━━━ MATERIAL PROVIDED

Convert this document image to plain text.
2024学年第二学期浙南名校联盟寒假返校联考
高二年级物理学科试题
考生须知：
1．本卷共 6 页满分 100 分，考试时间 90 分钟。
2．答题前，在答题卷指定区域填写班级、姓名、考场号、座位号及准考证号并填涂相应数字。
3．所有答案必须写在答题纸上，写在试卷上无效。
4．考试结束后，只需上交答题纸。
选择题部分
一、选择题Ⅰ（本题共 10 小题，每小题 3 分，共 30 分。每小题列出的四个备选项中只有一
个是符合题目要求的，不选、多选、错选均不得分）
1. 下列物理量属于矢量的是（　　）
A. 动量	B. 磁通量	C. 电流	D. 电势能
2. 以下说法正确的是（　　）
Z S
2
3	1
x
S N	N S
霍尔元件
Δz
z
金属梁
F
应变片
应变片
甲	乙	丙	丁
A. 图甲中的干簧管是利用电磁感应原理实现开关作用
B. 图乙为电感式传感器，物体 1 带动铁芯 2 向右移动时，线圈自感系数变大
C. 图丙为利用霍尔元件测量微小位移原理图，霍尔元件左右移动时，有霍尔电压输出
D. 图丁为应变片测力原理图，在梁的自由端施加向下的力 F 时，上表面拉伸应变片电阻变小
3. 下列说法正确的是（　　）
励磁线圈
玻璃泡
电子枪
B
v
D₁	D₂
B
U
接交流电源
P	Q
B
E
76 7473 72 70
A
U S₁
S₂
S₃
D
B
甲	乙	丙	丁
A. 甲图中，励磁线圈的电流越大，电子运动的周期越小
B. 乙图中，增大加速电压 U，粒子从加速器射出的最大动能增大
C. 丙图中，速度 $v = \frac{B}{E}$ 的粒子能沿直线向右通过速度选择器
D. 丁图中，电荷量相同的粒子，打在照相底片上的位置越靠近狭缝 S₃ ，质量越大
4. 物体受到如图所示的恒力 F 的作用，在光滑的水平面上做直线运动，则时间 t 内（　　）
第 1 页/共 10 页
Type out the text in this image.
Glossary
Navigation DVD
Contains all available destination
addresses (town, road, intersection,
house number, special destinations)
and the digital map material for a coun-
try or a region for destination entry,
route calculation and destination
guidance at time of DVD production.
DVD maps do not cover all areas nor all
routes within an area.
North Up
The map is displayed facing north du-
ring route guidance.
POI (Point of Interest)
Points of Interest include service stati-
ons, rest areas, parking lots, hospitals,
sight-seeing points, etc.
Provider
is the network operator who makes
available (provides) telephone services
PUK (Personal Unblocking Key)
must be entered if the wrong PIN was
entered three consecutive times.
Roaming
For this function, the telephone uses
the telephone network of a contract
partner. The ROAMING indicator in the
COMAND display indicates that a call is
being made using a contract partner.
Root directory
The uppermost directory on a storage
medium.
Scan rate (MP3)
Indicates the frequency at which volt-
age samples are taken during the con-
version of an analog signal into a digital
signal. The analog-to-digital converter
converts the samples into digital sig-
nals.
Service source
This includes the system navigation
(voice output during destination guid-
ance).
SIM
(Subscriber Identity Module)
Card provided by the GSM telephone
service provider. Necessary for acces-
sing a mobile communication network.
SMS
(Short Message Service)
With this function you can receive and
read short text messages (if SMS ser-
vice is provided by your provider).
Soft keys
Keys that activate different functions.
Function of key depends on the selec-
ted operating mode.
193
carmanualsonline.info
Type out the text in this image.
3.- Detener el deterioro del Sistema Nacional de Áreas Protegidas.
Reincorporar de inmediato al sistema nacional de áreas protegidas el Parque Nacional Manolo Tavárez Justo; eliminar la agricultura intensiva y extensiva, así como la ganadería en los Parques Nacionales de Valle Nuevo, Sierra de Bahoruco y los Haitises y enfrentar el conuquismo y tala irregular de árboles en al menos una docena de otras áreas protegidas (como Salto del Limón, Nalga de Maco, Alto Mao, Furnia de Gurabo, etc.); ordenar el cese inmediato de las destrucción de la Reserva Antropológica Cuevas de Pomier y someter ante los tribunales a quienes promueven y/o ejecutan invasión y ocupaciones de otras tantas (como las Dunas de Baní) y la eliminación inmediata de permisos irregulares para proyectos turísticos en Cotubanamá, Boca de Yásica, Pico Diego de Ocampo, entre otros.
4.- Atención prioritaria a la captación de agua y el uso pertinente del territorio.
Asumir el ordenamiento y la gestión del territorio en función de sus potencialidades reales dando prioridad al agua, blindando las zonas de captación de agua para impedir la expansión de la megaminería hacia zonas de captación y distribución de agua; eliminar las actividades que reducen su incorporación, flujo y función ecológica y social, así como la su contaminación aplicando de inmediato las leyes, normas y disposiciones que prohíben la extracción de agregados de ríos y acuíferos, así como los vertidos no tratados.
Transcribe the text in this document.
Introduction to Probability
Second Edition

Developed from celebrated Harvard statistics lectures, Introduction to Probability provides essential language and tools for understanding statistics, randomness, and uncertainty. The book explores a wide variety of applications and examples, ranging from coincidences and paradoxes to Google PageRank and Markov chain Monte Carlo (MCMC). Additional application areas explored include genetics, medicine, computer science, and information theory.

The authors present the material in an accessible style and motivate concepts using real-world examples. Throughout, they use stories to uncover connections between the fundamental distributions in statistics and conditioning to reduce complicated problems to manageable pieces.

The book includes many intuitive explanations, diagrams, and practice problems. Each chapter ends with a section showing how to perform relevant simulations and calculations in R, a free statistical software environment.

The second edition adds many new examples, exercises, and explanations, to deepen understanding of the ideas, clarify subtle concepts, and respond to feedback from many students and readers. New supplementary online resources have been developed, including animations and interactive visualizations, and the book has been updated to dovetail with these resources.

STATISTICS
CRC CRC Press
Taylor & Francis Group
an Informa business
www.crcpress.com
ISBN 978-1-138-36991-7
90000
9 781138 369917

━━━━━━

## AIM:
Set down the material above again, word for word.

## ANSWER:
Convert this document image to plain text.
2024学年第二学期浙南名校联盟寒假返校联考
高二年级物理学科试题
考生须知：
1．本卷共 6 页满分 100 分，考试时间 90 分钟。
2．答题前，在答题卷指定区域填写班级、姓名、考场号、座位号及准考证号并填涂相应数字。
3．所有答案必须写在答题纸上，写在试卷上无效。
4．考试结束后，只需上交答题纸。
选择题部分
一、选择题Ⅰ（本题共 10 小题，每小题 3 分，共 30 分。每小题列出的四个备选项中只有一
个是符合题目要求的，不选、多选、错选均不得分）
1. 下列物理量属于矢量的是（　　）
A. 动量	B. 磁通量	C. 电流	D. 电势能
2. 以下说法正确的是（　　）
Z S
2
3	1
x
S N	N S
霍尔元件
Δz
z
金属梁
F
应变片
应变片
甲	乙	丙	丁
A. 图甲中的干簧管是利用电磁感应原理实现开关作用
B. 图乙为电感式传感器，物体 1 带动铁芯 2 向右移动时，线圈自感系数变大
C. 图丙为利用霍尔元件测量微小位移原理图，霍尔元件左右移动时，有霍尔电压输出
D. 图丁为应变片测力原理图，在梁的自由端施加向下的力 F 时，上表面拉伸应变片电阻变小
3. 下列说法正确的是（　　）
励磁线圈
玻璃泡
电子枪
B
v
D₁	D₂
B
U
接交流电源
P	Q
B
E
76 7473 72 70
A
U S₁
S₂
S₃
D
B
甲	乙	丙	丁
A. 甲图中，励磁线圈的电流越大，电子运动的周期越小
B. 乙图中，增大加速电压 U，粒子从加速器射出的最大动能增大
C. 丙图中，速度 $v = \frac{B}{E}$ 的粒子能沿直线向右通过速度选择器
D. 丁图中，电荷量相同的粒子，打在照相底片上的位置越靠近狭缝 S₃ ，质量越大
4. 物体受到如图所示的恒力 F 的作用，在光滑的水平面上做直线运动，则时间 t 内（　　）
第 1 页/共 10 页
Type out the text in this image.
Glossary
Navigation DVD
Contains all available destination
addresses (town, road, intersection,
house number, special destinations)
and the digital map material for a coun-
try or a region for destination entry,
route calculation and destination
guidance at time of DVD production.
DVD maps do not cover all areas nor all
routes within an area.
North Up
The map is displayed facing north du-
ring route guidance.
POI (Point of Interest)
Points of Interest include service stati-
ons, rest areas, parking lots, hospitals,
sight-seeing points, etc.
Provider
is the network operator who makes
available (provides) telephone services
PUK (Personal Unblocking Key)
must be entered if the wrong PIN was
entered three consecutive times.
Roaming
For this function, the telephone uses
the telephone network of a contract
partner. The ROAMING indicator in the
COMAND display indicates that a call is
being made using a contract partner.
Root directory
The uppermost directory on a storage
medium.
Scan rate (MP3)
Indicates the frequency at which volt-
age samples are taken during the con-
version of an analog signal into a digital
signal. The analog-to-digital converter
converts the samples into digital sig-
nals.
Service source
This includes the system navigation
(voice output during destination guid-
ance).
SIM
(Subscriber Identity Module)
Card provided by the GSM telephone
service provider. Necessary for acces-
sing a mobile communication network.
SMS
(Short Message Service)
With this function you can receive and
read short text messages (if SMS ser-
vice is provided by your provider).
Soft keys
Keys that activate different functions.
Function of key depends on the selec-
ted operating mode.
193
carmanualsonline.info
Type out the text in this image.
3.- Detener el deterioro del Sistema Nacional de Áreas Protegidas.
Reincorporar de inmediato al sistema nacional de áreas protegidas el Parque Nacional Manolo Tavárez Justo; eliminar la agricultura intensiva y extensiva, así como la ganadería en los Parques Nacionales de Valle Nuevo, Sierra de Bahoruco y los Haitises y enfrentar el conuquismo y tala irregular de árboles en al menos una docena de otras áreas protegidas (como Salto del Limón, Nalga de Maco, Alto Mao, Furnia de Gurabo, etc.); ordenar el cese inmediato de las destrucción de la Reserva Antropológica Cuevas de Pomier y someter ante los tribunales a quienes promueven y/o ejecutan invasión y ocupaciones de otras tantas (como las Dunas de Baní) y la eliminación inmediata de permisos irregulares para proyectos turísticos en Cotubanamá, Boca de Yásica, Pico Diego de Ocampo, entre otros.
4.- Atención prioritaria a la captación de agua y el uso pertinente del territorio.
Asumir el ordenamiento y la gestión del territorio en función de sus potencialidades reales dando prioridad al agua, blindando las zonas de captación de agua para impedir la expansión de la megaminería hacia zonas de captación y distribución de agua; eliminar las actividades que reducen su incorporación, flujo y función ecológica y social, así como la su contaminación aplicando de inmediato las leyes, normas y disposiciones que prohíben la extracción de agregados de ríos y acuíferos, así como los vertidos no tratados.
Transcribe the text in this document.
Introduction to Probability
Second Edition

Developed from celebrated Harvard statistics lectures, Introduction to Probability provides essential language and tools for understanding statistics, randomness, and uncertainty. The book explores a wide variety of applications and examples, ranging from coincidences and paradoxes to Google PageRank and Markov chain Monte Carlo (MCMC). Additional application areas explored include genetics, medicine, computer science, and information theory.

The authors present the material in an accessible style and motivate concepts using real-world examples. Throughout, they use stories to uncover connections between the fundamental distributions in statistics and conditioning to reduce complicated problems to manageable pieces.

The book includes many intuitive explanations, diagrams, and practice problems. Each chapter ends with a section showing how to perform relevant simulations and calculations in R, a free statistical software environment.

The second edition adds many new examples, exercises, and explanations, to deepen understanding of the ideas, clarify subtle concepts, and respond to feedback from many students and readers. New supplementary online resources have been developed, including animations and interactive visualizations, and the book has been updated to dovetail with these resources.

STATISTICS
CRC CRC Press
Taylor & Francis Group
an Informa business
www.crcpress.com
ISBN 978-1-138-36991-7
90000
9 781138 369917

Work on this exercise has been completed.